### Given exercise
Can you transcribe every line exactly and leave the pictures behind?

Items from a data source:
◆ ◆ ◆ ◆ ◆
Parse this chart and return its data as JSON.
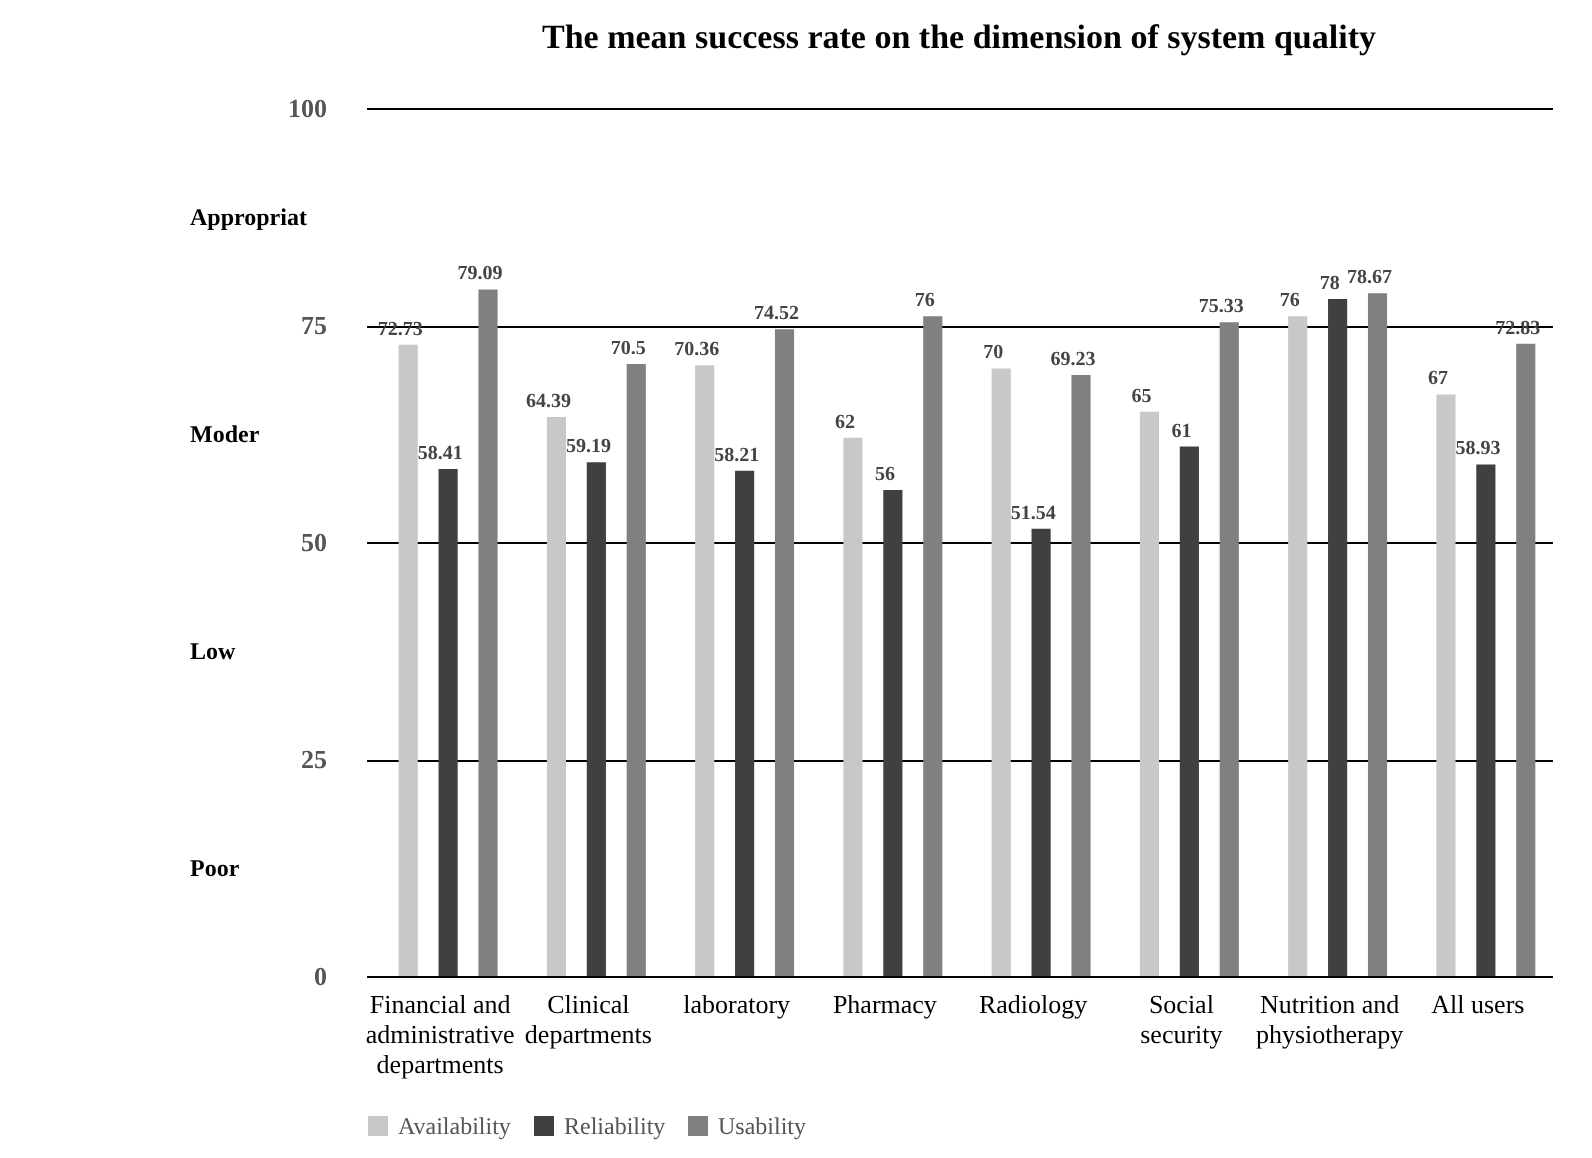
{
  "chart_data": {
    "type": "bar",
    "title": "The mean success rate on the dimension of system quality",
    "categories": [
      "Financial and administrative departments",
      "Clinical departments",
      "laboratory",
      "Pharmacy",
      "Radiology",
      "Social security",
      "Nutrition and physiotherapy",
      "All users"
    ],
    "series": [
      {
        "name": "Availability",
        "color": "#c8c8c8",
        "values": [
          72.73,
          64.39,
          70.36,
          62,
          70,
          65,
          76,
          67
        ]
      },
      {
        "name": "Reliability",
        "color": "#404040",
        "values": [
          58.41,
          59.19,
          58.21,
          56,
          51.54,
          61,
          78,
          58.93
        ]
      },
      {
        "name": "Usability",
        "color": "#808080",
        "values": [
          79.09,
          70.5,
          74.52,
          76,
          69.23,
          75.33,
          78.67,
          72.83
        ]
      }
    ],
    "ylim": [
      0,
      100
    ],
    "yticks": [
      0,
      25,
      50,
      75,
      100
    ],
    "grid": "y",
    "legend": "bottom",
    "data_labels": true,
    "annotations": [
      "Appropriat",
      "Moder",
      "Low",
      "Poor"
    ]
  }
}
◆ ◆ ◆ ◆ ◆
### Task answer
Parse this chart and return its data as JSON.
{
  "chart_data": {
    "type": "bar",
    "title": "The mean success rate on the dimension of system quality",
    "categories": [
      "Financial and administrative departments",
      "Clinical departments",
      "laboratory",
      "Pharmacy",
      "Radiology",
      "Social security",
      "Nutrition and physiotherapy",
      "All users"
    ],
    "series": [
      {
        "name": "Availability",
        "color": "#c8c8c8",
        "values": [
          72.73,
          64.39,
          70.36,
          62,
          70,
          65,
          76,
          67
        ]
      },
      {
        "name": "Reliability",
        "color": "#404040",
        "values": [
          58.41,
          59.19,
          58.21,
          56,
          51.54,
          61,
          78,
          58.93
        ]
      },
      {
        "name": "Usability",
        "color": "#808080",
        "values": [
          79.09,
          70.5,
          74.52,
          76,
          69.23,
          75.33,
          78.67,
          72.83
        ]
      }
    ],
    "ylim": [
      0,
      100
    ],
    "yticks": [
      0,
      25,
      50,
      75,
      100
    ],
    "grid": "y",
    "legend": "bottom",
    "data_labels": true,
    "annotations": [
      "Appropriat",
      "Moder",
      "Low",
      "Poor"
    ]
  }
}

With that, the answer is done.